◆ What this task involves
Set down, without alteration, the lines from the one that contains "Extract all readable text from this page." through the final line of the material below.

◆ Supplied material
:::
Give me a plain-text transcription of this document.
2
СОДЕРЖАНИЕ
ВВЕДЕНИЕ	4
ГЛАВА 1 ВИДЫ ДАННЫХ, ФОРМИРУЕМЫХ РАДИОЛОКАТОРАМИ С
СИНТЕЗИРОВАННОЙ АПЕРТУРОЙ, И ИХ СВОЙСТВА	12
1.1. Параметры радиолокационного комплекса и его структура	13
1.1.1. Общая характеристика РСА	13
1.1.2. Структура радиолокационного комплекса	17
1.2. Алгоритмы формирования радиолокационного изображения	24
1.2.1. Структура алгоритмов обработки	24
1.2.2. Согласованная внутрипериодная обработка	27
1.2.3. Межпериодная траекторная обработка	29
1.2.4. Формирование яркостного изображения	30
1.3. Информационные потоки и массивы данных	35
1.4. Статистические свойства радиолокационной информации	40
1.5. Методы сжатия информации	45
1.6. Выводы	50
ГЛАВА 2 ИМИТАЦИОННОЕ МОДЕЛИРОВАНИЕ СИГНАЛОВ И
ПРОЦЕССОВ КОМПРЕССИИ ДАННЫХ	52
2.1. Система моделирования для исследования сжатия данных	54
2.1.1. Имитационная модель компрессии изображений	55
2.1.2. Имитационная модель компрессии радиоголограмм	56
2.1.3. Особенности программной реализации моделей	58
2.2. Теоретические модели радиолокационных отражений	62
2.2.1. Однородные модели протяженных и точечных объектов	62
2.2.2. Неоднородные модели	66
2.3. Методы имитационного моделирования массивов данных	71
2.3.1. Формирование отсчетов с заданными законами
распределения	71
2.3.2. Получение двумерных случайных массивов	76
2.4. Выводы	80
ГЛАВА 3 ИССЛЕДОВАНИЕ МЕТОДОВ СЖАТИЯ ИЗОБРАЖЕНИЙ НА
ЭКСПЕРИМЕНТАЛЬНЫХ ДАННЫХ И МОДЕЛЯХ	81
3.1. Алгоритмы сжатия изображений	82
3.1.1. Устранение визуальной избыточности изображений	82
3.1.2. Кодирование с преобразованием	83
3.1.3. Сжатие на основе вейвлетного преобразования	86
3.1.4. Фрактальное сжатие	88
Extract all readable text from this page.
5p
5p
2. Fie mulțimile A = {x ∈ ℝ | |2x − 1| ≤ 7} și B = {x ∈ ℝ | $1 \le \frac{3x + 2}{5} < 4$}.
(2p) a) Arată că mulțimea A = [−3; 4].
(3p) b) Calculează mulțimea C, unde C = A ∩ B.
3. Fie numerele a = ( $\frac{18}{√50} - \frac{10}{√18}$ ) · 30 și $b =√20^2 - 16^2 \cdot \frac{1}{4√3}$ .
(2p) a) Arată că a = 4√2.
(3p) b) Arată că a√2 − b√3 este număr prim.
:::
◆ Solution
Extract all readable text from this page.
5p
5p
2. Fie mulțimile A = {x ∈ ℝ | |2x − 1| ≤ 7} și B = {x ∈ ℝ | $1 \le \frac{3x + 2}{5} < 4$}.
(2p) a) Arată că mulțimea A = [−3; 4].
(3p) b) Calculează mulțimea C, unde C = A ∩ B.
3. Fie numerele a = ( $\frac{18}{√50} - \frac{10}{√18}$ ) · 30 și $b =√20^2 - 16^2 \cdot \frac{1}{4√3}$ .
(2p) a) Arată că a = 4√2.
(3p) b) Arată că a√2 − b√3 este număr prim.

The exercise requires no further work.